> **PROVIDED DATA**
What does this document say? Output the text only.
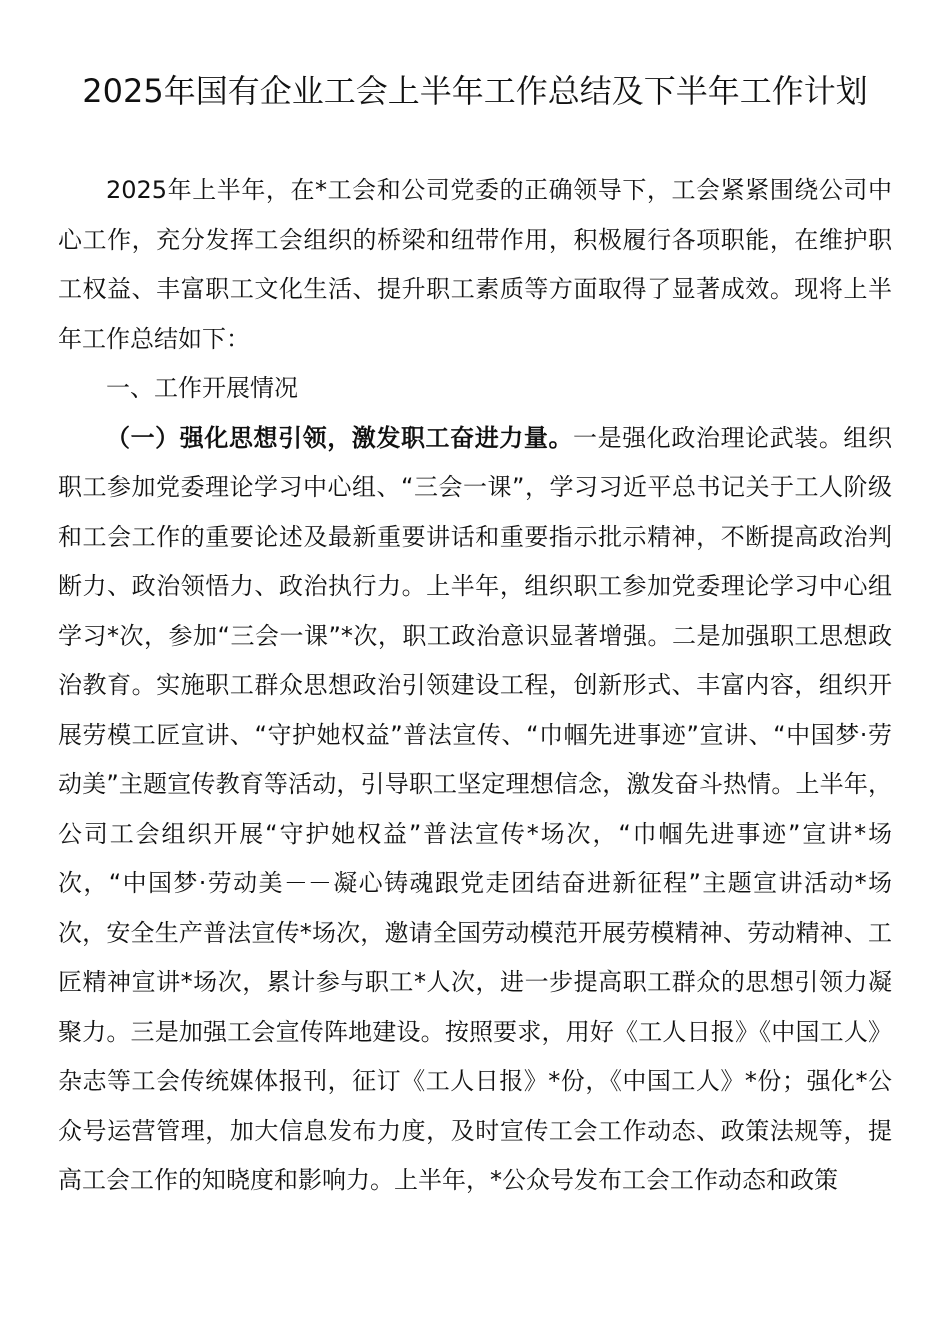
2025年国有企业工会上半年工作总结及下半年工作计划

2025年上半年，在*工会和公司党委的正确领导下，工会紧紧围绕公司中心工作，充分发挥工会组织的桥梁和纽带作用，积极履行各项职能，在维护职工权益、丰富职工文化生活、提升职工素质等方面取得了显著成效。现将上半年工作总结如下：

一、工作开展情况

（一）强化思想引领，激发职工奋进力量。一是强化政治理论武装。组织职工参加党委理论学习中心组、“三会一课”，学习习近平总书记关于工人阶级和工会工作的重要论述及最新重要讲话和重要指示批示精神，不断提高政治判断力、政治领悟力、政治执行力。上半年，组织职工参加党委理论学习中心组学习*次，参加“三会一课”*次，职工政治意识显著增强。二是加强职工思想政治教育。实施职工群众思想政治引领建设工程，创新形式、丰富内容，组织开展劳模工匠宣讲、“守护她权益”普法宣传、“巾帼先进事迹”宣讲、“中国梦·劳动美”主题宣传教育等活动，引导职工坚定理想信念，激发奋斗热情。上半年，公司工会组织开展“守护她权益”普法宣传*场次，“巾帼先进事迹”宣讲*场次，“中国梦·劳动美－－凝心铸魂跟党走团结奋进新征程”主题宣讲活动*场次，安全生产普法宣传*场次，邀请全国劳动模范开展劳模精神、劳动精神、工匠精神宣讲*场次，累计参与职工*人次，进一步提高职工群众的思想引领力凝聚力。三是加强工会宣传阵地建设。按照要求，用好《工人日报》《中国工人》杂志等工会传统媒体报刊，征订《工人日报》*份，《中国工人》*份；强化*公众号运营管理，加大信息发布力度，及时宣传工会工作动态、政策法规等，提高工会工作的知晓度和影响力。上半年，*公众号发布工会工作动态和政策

==

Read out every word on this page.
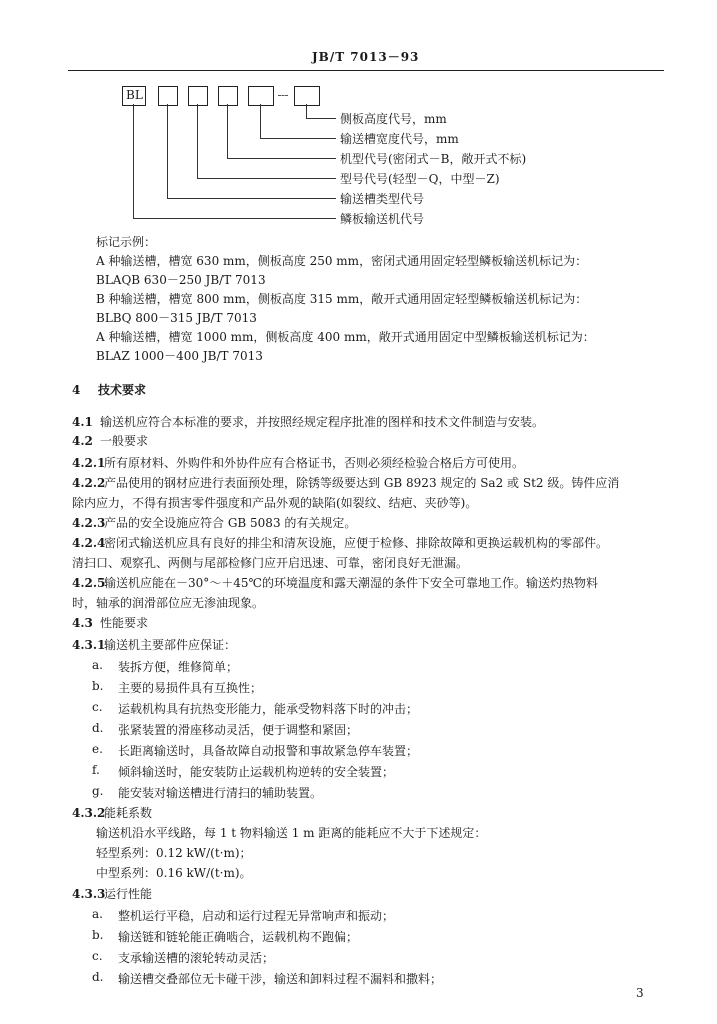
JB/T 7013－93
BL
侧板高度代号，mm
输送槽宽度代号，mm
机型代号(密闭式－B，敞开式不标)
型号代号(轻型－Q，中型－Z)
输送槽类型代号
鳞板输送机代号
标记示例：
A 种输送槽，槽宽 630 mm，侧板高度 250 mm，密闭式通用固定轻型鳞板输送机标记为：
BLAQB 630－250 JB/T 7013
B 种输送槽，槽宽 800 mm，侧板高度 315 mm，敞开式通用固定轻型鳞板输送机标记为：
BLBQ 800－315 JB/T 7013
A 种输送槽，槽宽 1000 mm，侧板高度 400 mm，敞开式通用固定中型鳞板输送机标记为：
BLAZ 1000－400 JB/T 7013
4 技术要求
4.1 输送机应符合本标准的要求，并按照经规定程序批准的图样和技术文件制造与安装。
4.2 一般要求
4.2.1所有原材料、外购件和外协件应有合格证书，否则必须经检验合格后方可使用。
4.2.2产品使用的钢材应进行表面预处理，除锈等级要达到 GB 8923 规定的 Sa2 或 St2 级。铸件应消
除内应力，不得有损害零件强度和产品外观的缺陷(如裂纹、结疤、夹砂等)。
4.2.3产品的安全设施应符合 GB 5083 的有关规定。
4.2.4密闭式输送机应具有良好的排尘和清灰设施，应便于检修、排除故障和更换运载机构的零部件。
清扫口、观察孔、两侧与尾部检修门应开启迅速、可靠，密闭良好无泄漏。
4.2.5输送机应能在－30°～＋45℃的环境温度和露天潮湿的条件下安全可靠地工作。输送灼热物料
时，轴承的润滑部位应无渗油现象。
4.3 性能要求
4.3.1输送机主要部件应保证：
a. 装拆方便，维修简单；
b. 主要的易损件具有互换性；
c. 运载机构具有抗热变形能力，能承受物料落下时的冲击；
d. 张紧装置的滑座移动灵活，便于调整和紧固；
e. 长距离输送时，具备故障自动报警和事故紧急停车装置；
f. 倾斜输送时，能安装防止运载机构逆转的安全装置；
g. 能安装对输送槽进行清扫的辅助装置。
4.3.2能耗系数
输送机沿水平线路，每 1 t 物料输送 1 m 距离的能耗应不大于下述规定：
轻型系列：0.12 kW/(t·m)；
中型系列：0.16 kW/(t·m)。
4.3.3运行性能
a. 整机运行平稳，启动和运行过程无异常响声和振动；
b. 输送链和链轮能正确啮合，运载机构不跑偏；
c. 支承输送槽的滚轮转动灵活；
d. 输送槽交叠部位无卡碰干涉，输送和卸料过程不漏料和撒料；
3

> **GOAL OF THE EXERCISE**
In the records above, how many lines include "this"? Give that number and nothing more.

> **ANSWER TO THE TASK**
2